*Texte du document*
────────────────────

Cour d’appel de Montpellier, le 10 septembre 2025, n°23/03637

La cour d’appel de Montpellier, par un arrêt du 10 septembre 2025, se prononce sur la validité d’une convention de forfait en jours et les conséquences d’un licenciement contesté par un cadre supérieur. Cette décision illustre les exigences rigoureuses entourant le régime du forfait-jours, tout en rappelant les contours de l’appréciation du bien-fondé d’un licenciement disciplinaire.

Un salarié, engagé le 1er avril 2009, occupait en dernier lieu les fonctions de vice-président au sein d’une société spécialisée dans les communications numériques. Son contrat prévoyait un forfait annuel de 215 jours travaillés pour une rémunération mensuelle brute de 8 628 euros. Le 15 mars 2019, il fut convoqué à un entretien préalable puis licencié le 2 avril 2019, l’employeur lui reprochant un désengagement professionnel, des absences injustifiées et un manque de visibilité auprès de ses équipes.

────────────────────

*Consigne a*
Mettez à jour les entrées de la collection, de la première ligne jusqu'à celle qui contient « photo-video-icon xyxy=(60,9,73,21) » incluse, en remplaçant « redacted-tag » par « masked-tag » sans autre changement. Ne redonnez que ces lignes.

Entrées de la collection
────────────────────

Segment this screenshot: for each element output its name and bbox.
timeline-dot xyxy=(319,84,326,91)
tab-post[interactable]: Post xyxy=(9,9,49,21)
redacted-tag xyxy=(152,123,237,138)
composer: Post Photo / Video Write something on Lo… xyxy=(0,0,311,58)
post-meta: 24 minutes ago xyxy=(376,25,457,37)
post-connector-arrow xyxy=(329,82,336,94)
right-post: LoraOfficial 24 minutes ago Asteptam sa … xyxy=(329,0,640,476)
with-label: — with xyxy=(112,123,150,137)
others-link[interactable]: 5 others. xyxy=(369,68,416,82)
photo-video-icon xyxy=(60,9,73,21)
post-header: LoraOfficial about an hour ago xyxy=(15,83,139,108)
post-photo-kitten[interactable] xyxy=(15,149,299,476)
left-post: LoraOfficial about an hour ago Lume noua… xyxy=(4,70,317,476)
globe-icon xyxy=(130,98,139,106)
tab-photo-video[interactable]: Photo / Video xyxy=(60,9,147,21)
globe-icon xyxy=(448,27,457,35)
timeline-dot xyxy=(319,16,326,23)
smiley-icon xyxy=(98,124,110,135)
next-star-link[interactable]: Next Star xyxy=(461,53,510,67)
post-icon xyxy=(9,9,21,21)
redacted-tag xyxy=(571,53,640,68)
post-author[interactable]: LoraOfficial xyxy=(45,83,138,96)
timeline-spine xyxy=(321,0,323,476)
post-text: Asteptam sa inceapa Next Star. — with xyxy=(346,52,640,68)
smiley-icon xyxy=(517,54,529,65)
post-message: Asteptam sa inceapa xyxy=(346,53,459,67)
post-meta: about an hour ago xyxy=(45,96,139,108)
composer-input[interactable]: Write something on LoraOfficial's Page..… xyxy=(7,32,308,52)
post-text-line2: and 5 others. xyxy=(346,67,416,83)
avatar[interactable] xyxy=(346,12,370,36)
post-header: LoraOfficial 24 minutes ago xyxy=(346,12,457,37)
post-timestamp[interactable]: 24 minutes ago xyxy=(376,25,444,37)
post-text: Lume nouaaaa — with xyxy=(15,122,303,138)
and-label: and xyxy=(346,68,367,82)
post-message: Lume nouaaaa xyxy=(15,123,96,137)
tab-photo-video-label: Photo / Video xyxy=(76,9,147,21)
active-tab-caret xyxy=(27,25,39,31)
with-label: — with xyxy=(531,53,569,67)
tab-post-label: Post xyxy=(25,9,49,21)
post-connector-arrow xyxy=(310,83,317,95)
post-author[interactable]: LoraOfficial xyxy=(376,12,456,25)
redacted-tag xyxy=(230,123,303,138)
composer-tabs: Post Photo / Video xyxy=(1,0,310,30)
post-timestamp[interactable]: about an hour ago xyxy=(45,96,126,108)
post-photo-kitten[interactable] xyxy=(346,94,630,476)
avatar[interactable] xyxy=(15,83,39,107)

────────────────────

*Consigne b*
Recopiez à l'identique le passage du texte sur l'arrêt qui va de « Cour d’appel de Montpellier, le » jusqu'à « d’un licenciement disciplinaire. » inclus.

*Réponse complète a*
Segment this screenshot: for each element output its name and bbox.
timeline-dot xyxy=(319,84,326,91)
tab-post[interactable]: Post xyxy=(9,9,49,21)
masked-tag xyxy=(152,123,237,138)
composer: Post Photo / Video Write something on Lo… xyxy=(0,0,311,58)
post-meta: 24 minutes ago xyxy=(376,25,457,37)
post-connector-arrow xyxy=(329,82,336,94)
right-post: LoraOfficial 24 minutes ago Asteptam sa … xyxy=(329,0,640,476)
with-label: — with xyxy=(112,123,150,137)
others-link[interactable]: 5 others. xyxy=(369,68,416,82)
photo-video-icon xyxy=(60,9,73,21)

*Réponse complète b*
Cour d’appel de Montpellier, le 10 septembre 2025, n°23/03637

La cour d’appel de Montpellier, par un arrêt du 10 septembre 2025, se prononce sur la validité d’une convention de forfait en jours et les conséquences d’un licenciement contesté par un cadre supérieur. Cette décision illustre les exigences rigoureuses entourant le régime du forfait-jours, tout en rappelant les contours de l’appréciation du bien-fondé d’un licenciement disciplinaire.